--- Records for this task ---

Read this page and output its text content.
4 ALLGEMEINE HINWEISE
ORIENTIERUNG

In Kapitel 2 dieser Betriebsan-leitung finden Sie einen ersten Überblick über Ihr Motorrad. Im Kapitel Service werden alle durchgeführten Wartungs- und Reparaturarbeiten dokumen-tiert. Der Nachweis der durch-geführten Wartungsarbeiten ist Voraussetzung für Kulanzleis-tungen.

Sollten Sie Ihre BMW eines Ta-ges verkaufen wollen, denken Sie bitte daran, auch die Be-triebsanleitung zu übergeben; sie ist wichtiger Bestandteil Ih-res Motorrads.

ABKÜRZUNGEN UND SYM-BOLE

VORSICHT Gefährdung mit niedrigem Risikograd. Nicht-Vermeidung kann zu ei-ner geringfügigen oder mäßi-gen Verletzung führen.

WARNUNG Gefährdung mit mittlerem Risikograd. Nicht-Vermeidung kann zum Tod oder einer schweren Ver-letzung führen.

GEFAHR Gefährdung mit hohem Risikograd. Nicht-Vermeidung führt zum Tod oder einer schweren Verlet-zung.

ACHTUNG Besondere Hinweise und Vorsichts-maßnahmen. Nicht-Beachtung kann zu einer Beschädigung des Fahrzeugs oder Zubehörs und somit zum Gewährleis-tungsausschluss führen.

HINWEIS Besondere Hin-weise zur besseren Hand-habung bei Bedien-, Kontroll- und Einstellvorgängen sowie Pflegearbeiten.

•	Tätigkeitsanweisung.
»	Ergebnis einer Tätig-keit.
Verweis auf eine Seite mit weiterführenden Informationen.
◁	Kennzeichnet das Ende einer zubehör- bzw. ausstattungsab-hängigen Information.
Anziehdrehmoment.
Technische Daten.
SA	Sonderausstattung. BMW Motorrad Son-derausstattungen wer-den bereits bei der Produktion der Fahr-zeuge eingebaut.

---

» **What needs to be done**: Copy out the whole listing exactly as written.

» **Task solution**:
Read this page and output its text content.
4 ALLGEMEINE HINWEISE
ORIENTIERUNG

In Kapitel 2 dieser Betriebsan-leitung finden Sie einen ersten Überblick über Ihr Motorrad. Im Kapitel Service werden alle durchgeführten Wartungs- und Reparaturarbeiten dokumen-tiert. Der Nachweis der durch-geführten Wartungsarbeiten ist Voraussetzung für Kulanzleis-tungen.

Sollten Sie Ihre BMW eines Ta-ges verkaufen wollen, denken Sie bitte daran, auch die Be-triebsanleitung zu übergeben; sie ist wichtiger Bestandteil Ih-res Motorrads.

ABKÜRZUNGEN UND SYM-BOLE

VORSICHT Gefährdung mit niedrigem Risikograd. Nicht-Vermeidung kann zu ei-ner geringfügigen oder mäßi-gen Verletzung führen.

WARNUNG Gefährdung mit mittlerem Risikograd. Nicht-Vermeidung kann zum Tod oder einer schweren Ver-letzung führen.

GEFAHR Gefährdung mit hohem Risikograd. Nicht-Vermeidung führt zum Tod oder einer schweren Verlet-zung.

ACHTUNG Besondere Hinweise und Vorsichts-maßnahmen. Nicht-Beachtung kann zu einer Beschädigung des Fahrzeugs oder Zubehörs und somit zum Gewährleis-tungsausschluss führen.

HINWEIS Besondere Hin-weise zur besseren Hand-habung bei Bedien-, Kontroll- und Einstellvorgängen sowie Pflegearbeiten.

•	Tätigkeitsanweisung.
»	Ergebnis einer Tätig-keit.
Verweis auf eine Seite mit weiterführenden Informationen.
◁	Kennzeichnet das Ende einer zubehör- bzw. ausstattungsab-hängigen Information.
Anziehdrehmoment.
Technische Daten.
SA	Sonderausstattung. BMW Motorrad Son-derausstattungen wer-den bereits bei der Produktion der Fahr-zeuge eingebaut.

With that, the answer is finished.